Task to complete → Scan the entries below. List each line with "JSON".

Start of Records

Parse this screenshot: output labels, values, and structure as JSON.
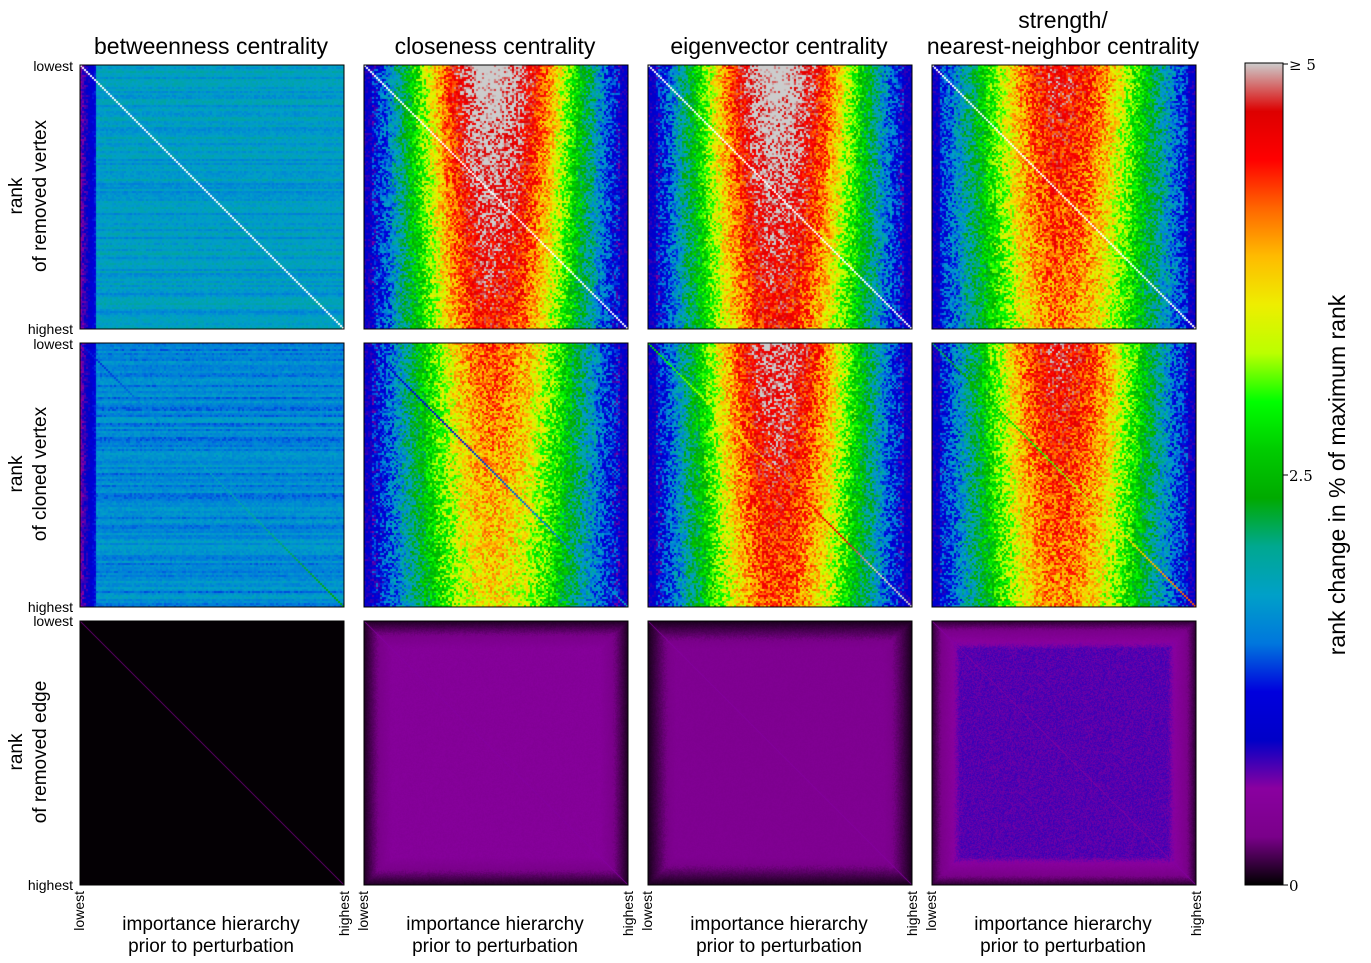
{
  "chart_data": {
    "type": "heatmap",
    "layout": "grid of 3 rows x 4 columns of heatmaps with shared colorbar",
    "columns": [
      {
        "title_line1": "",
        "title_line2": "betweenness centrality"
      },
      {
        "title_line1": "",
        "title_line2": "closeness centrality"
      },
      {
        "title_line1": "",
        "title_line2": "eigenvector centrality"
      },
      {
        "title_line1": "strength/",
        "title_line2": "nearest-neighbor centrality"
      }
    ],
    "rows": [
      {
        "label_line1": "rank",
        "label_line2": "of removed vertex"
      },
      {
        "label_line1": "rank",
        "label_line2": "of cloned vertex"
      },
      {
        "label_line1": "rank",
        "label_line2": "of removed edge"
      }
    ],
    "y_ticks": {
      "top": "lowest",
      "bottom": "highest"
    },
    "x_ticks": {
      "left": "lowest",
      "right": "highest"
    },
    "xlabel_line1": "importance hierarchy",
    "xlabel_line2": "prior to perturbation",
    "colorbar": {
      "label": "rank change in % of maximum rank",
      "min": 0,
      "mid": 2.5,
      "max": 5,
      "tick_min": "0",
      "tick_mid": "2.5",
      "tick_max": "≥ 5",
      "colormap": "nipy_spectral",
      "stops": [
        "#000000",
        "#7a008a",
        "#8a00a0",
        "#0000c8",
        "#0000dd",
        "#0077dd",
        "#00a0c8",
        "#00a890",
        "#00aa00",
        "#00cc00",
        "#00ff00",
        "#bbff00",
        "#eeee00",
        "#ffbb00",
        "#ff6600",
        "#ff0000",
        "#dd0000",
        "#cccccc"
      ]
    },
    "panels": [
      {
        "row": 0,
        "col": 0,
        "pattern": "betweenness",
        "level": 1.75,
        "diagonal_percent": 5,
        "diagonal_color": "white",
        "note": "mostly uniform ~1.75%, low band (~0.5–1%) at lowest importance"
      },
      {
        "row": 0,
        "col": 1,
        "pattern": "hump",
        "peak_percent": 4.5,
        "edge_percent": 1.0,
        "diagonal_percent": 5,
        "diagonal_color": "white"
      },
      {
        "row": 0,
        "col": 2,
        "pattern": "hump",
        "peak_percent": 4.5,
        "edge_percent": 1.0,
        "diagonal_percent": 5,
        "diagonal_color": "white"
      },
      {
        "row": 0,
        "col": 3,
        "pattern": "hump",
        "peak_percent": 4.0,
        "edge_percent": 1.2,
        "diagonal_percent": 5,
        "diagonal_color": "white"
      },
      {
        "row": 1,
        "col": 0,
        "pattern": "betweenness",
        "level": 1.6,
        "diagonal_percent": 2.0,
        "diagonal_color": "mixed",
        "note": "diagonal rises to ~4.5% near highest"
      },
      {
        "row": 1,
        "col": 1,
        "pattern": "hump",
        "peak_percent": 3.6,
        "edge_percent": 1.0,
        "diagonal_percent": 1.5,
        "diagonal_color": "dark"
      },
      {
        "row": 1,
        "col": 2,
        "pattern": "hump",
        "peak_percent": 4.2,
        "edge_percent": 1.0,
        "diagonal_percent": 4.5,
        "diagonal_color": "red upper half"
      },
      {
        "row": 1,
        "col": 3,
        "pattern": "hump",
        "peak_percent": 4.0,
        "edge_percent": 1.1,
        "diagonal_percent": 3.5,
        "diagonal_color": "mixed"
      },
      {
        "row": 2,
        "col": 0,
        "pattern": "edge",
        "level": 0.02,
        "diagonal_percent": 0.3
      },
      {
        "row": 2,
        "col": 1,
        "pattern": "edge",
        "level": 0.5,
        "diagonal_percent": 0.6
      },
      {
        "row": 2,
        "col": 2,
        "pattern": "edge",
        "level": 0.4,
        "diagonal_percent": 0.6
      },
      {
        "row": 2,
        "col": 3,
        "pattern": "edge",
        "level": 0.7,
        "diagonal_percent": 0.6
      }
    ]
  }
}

End of Records
Start of Records

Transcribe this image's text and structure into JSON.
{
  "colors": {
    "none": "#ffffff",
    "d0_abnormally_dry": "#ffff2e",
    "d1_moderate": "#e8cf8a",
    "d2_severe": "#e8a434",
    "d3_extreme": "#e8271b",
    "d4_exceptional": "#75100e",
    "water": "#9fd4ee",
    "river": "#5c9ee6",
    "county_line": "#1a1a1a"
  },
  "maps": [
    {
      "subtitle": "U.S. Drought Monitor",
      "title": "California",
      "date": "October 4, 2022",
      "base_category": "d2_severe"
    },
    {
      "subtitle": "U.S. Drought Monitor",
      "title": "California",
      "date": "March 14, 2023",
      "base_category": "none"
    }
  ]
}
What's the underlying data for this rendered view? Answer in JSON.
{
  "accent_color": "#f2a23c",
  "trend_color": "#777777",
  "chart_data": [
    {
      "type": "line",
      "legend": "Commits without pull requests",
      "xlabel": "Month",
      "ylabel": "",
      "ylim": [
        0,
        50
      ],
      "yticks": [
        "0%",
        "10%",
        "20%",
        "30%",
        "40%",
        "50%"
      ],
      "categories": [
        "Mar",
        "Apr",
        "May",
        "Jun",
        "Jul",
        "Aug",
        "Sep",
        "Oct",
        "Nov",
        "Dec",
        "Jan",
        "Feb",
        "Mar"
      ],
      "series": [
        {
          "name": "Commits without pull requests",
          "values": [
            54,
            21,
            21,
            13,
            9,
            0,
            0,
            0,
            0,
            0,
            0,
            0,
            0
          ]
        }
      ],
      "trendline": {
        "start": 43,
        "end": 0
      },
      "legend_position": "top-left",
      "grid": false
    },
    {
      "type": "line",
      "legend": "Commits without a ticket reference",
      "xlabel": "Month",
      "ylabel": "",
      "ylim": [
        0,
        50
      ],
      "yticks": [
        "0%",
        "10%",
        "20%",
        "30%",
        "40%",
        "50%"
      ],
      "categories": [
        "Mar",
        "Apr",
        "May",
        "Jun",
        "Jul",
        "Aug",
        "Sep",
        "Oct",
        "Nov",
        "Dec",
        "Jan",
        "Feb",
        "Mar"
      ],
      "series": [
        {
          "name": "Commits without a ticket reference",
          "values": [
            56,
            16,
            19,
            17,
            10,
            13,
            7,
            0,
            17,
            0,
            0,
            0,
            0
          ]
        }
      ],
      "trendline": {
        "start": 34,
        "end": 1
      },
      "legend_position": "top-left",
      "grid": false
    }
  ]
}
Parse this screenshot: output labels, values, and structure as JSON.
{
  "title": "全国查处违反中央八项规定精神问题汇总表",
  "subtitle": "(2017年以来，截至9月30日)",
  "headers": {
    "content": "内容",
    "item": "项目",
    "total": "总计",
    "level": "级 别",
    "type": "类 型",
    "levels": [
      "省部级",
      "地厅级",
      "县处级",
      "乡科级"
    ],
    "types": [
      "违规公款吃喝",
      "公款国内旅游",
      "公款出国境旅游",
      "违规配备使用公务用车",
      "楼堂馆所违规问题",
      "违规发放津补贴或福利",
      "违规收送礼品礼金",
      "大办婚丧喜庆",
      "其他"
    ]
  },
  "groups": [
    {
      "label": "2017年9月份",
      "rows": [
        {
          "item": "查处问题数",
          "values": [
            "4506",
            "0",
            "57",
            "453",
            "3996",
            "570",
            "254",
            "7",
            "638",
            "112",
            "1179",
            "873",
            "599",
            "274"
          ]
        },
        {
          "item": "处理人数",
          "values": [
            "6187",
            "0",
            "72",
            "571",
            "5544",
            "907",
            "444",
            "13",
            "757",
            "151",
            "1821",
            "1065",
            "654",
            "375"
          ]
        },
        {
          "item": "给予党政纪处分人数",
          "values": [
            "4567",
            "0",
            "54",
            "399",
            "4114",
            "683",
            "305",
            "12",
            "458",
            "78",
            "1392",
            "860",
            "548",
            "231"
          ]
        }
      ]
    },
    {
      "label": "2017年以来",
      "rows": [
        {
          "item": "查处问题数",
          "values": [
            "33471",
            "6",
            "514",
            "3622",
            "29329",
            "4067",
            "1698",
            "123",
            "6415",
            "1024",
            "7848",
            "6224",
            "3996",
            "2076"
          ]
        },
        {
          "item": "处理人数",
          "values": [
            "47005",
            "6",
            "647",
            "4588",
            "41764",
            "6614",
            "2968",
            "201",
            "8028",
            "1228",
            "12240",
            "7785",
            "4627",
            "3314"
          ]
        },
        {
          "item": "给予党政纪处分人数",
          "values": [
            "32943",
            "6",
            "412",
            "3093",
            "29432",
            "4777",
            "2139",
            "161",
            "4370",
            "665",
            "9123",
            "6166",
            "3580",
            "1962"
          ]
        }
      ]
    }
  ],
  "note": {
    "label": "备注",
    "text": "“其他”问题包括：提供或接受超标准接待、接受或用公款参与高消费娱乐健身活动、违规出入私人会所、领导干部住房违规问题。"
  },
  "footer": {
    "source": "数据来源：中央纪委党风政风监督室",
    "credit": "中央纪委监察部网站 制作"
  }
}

End of Records

Answer →
Parse this screenshot: output labels, values, and structure as JSON.
Transcribe this image's text and structure into JSON.
What's the underlying data for this rendered view? Answer in JSON.
Parse this screenshot: output labels, values, and structure as JSON.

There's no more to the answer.